- [Listed entries]:

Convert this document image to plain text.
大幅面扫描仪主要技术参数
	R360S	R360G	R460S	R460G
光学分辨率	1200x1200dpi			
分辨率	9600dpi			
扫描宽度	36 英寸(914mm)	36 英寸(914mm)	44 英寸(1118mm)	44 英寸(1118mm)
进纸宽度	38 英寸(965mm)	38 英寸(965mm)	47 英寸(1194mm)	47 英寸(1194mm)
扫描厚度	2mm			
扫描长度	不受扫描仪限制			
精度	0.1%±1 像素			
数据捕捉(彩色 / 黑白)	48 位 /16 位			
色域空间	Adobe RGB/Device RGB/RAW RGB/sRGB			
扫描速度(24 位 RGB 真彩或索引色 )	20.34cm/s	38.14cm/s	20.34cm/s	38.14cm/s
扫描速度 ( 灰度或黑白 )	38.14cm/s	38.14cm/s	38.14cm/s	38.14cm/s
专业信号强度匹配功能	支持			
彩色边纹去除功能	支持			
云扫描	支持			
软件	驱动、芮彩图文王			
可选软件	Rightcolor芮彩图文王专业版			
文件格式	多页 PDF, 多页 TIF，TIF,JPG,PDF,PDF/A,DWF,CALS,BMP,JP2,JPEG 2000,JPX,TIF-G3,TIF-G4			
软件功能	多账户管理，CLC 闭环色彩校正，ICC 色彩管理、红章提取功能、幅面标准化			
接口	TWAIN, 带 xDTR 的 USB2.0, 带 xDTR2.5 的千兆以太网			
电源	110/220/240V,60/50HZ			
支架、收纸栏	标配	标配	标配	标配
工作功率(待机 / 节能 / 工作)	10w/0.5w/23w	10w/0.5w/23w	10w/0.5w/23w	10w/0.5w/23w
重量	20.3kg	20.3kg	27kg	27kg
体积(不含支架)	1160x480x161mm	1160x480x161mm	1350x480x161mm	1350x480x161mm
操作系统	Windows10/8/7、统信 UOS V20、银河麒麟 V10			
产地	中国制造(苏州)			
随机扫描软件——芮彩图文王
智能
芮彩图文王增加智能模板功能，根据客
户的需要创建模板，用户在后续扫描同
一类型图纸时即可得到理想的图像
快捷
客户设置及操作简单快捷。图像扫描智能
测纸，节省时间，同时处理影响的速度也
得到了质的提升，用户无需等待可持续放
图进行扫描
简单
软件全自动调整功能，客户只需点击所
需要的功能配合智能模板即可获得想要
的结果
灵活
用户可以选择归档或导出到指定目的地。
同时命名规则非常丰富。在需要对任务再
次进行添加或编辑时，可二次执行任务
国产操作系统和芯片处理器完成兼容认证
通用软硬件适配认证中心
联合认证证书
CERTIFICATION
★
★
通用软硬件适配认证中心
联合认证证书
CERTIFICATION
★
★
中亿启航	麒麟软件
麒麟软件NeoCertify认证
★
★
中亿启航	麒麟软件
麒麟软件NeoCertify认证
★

- [Short task]:
Produce an exact copy of every entry above.

- [Result]:
Convert this document image to plain text.
大幅面扫描仪主要技术参数
	R360S	R360G	R460S	R460G
光学分辨率	1200x1200dpi			
分辨率	9600dpi			
扫描宽度	36 英寸(914mm)	36 英寸(914mm)	44 英寸(1118mm)	44 英寸(1118mm)
进纸宽度	38 英寸(965mm)	38 英寸(965mm)	47 英寸(1194mm)	47 英寸(1194mm)
扫描厚度	2mm			
扫描长度	不受扫描仪限制			
精度	0.1%±1 像素			
数据捕捉(彩色 / 黑白)	48 位 /16 位			
色域空间	Adobe RGB/Device RGB/RAW RGB/sRGB			
扫描速度(24 位 RGB 真彩或索引色 )	20.34cm/s	38.14cm/s	20.34cm/s	38.14cm/s
扫描速度 ( 灰度或黑白 )	38.14cm/s	38.14cm/s	38.14cm/s	38.14cm/s
专业信号强度匹配功能	支持			
彩色边纹去除功能	支持			
云扫描	支持			
软件	驱动、芮彩图文王			
可选软件	Rightcolor芮彩图文王专业版			
文件格式	多页 PDF, 多页 TIF，TIF,JPG,PDF,PDF/A,DWF,CALS,BMP,JP2,JPEG 2000,JPX,TIF-G3,TIF-G4			
软件功能	多账户管理，CLC 闭环色彩校正，ICC 色彩管理、红章提取功能、幅面标准化			
接口	TWAIN, 带 xDTR 的 USB2.0, 带 xDTR2.5 的千兆以太网			
电源	110/220/240V,60/50HZ			
支架、收纸栏	标配	标配	标配	标配
工作功率(待机 / 节能 / 工作)	10w/0.5w/23w	10w/0.5w/23w	10w/0.5w/23w	10w/0.5w/23w
重量	20.3kg	20.3kg	27kg	27kg
体积(不含支架)	1160x480x161mm	1160x480x161mm	1350x480x161mm	1350x480x161mm
操作系统	Windows10/8/7、统信 UOS V20、银河麒麟 V10			
产地	中国制造(苏州)			
随机扫描软件——芮彩图文王
智能
芮彩图文王增加智能模板功能，根据客
户的需要创建模板，用户在后续扫描同
一类型图纸时即可得到理想的图像
快捷
客户设置及操作简单快捷。图像扫描智能
测纸，节省时间，同时处理影响的速度也
得到了质的提升，用户无需等待可持续放
图进行扫描
简单
软件全自动调整功能，客户只需点击所
需要的功能配合智能模板即可获得想要
的结果
灵活
用户可以选择归档或导出到指定目的地。
同时命名规则非常丰富。在需要对任务再
次进行添加或编辑时，可二次执行任务
国产操作系统和芯片处理器完成兼容认证
通用软硬件适配认证中心
联合认证证书
CERTIFICATION
★
★
通用软硬件适配认证中心
联合认证证书
CERTIFICATION
★
★
中亿启航	麒麟软件
麒麟软件NeoCertify认证
★
★
中亿启航	麒麟软件
麒麟软件NeoCertify认证
★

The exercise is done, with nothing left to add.